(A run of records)
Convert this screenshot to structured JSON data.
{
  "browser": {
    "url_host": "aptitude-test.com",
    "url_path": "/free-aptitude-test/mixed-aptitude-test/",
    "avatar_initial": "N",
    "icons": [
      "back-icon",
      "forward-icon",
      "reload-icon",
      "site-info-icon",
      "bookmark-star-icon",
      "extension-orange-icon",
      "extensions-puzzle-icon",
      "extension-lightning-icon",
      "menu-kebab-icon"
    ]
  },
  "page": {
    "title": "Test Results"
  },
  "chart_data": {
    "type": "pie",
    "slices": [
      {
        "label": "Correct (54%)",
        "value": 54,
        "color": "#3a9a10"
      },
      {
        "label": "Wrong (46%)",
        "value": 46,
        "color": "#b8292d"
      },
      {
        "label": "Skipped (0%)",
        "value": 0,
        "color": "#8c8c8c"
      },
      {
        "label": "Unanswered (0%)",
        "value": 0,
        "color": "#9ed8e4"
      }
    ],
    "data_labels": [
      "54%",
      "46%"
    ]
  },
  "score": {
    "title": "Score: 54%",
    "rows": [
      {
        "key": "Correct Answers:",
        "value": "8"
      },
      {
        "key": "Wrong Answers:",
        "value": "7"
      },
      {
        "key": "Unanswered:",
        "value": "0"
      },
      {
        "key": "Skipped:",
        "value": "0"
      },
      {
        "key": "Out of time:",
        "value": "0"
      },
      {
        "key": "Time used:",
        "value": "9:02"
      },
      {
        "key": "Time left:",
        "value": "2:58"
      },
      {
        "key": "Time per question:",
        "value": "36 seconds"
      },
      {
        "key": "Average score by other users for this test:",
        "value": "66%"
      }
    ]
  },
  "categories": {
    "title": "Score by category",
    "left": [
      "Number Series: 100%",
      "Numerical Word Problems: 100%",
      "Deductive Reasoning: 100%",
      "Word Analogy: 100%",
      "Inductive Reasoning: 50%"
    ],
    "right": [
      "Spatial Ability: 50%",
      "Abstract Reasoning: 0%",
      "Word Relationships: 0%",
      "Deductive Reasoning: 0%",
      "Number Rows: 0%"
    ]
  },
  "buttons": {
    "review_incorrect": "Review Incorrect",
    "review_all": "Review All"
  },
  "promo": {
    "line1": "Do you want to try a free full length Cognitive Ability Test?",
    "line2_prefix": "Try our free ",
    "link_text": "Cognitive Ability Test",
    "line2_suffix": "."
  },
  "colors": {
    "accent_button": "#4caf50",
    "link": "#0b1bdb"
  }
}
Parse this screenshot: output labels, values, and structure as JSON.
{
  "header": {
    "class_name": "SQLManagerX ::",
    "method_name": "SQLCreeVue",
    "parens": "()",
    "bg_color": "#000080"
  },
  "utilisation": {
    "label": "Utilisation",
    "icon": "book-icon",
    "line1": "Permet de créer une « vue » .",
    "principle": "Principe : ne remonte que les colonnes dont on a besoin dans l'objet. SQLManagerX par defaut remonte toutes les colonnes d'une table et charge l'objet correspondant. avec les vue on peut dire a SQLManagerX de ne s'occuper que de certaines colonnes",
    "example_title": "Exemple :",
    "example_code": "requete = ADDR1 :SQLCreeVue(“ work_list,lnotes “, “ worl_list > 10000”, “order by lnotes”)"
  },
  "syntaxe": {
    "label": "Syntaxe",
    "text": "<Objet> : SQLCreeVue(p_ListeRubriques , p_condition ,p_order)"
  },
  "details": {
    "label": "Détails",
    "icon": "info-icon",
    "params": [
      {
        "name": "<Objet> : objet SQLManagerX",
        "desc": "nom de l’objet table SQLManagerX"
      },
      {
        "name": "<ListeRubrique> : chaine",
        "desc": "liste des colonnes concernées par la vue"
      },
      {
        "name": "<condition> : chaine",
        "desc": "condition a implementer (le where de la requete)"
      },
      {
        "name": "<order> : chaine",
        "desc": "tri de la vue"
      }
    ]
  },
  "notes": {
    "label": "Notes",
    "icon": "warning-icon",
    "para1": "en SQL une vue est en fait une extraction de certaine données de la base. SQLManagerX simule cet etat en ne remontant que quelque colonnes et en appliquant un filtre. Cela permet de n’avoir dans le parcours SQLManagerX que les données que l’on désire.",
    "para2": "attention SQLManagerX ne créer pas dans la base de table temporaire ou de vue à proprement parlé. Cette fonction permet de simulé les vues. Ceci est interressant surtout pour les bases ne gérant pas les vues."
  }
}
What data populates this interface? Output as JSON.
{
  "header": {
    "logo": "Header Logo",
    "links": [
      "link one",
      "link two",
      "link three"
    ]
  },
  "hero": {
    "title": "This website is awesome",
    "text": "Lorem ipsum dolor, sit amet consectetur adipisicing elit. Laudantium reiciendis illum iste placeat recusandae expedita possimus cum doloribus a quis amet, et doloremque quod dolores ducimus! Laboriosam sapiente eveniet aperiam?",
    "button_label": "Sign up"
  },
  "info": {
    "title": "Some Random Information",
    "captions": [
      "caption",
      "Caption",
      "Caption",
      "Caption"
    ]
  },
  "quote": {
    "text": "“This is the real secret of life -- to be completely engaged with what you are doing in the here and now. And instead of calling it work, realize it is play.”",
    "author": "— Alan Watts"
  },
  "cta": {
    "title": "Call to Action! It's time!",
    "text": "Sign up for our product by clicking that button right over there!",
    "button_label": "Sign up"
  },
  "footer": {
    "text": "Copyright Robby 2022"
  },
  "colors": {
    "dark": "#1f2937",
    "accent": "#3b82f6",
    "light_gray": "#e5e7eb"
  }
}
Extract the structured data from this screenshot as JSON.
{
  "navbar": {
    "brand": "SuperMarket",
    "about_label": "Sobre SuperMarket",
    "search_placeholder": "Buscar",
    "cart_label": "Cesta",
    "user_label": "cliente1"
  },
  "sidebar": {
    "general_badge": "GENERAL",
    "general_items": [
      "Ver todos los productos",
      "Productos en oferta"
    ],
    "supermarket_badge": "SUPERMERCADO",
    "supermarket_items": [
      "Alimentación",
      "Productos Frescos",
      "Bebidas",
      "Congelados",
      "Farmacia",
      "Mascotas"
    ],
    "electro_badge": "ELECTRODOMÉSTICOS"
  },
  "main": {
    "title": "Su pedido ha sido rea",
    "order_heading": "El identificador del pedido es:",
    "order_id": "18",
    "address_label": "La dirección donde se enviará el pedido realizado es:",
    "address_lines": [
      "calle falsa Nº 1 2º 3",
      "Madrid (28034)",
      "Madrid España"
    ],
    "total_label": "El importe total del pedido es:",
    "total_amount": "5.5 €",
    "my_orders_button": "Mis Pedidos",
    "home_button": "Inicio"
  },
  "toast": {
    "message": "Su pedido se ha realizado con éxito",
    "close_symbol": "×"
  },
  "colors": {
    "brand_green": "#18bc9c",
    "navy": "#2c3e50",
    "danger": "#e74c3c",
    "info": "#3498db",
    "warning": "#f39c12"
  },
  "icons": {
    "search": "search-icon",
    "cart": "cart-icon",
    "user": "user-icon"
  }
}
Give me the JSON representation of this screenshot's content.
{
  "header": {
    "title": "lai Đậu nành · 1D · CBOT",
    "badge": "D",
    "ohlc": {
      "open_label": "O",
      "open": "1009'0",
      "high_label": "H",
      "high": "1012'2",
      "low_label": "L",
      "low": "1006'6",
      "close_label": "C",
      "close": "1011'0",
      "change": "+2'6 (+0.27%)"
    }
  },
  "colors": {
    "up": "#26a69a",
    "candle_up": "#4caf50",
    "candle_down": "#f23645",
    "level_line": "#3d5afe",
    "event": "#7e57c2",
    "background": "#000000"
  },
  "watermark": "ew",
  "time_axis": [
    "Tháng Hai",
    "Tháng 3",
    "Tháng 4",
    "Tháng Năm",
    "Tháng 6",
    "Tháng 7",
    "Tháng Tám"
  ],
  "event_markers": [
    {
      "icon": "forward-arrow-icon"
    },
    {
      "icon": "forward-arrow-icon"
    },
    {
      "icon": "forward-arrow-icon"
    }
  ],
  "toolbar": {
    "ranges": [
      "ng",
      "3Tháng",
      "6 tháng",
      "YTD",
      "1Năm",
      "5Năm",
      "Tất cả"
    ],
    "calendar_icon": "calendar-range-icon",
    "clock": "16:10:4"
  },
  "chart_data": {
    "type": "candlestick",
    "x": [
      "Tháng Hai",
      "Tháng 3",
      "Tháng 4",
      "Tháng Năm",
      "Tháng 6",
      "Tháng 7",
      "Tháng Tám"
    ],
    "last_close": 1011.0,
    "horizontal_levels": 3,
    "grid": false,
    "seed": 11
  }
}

• Instruction: Looking at the entries above, state how many lines contain "SQLCreeVue"; give the number alone.

• Solution to this exercise: 3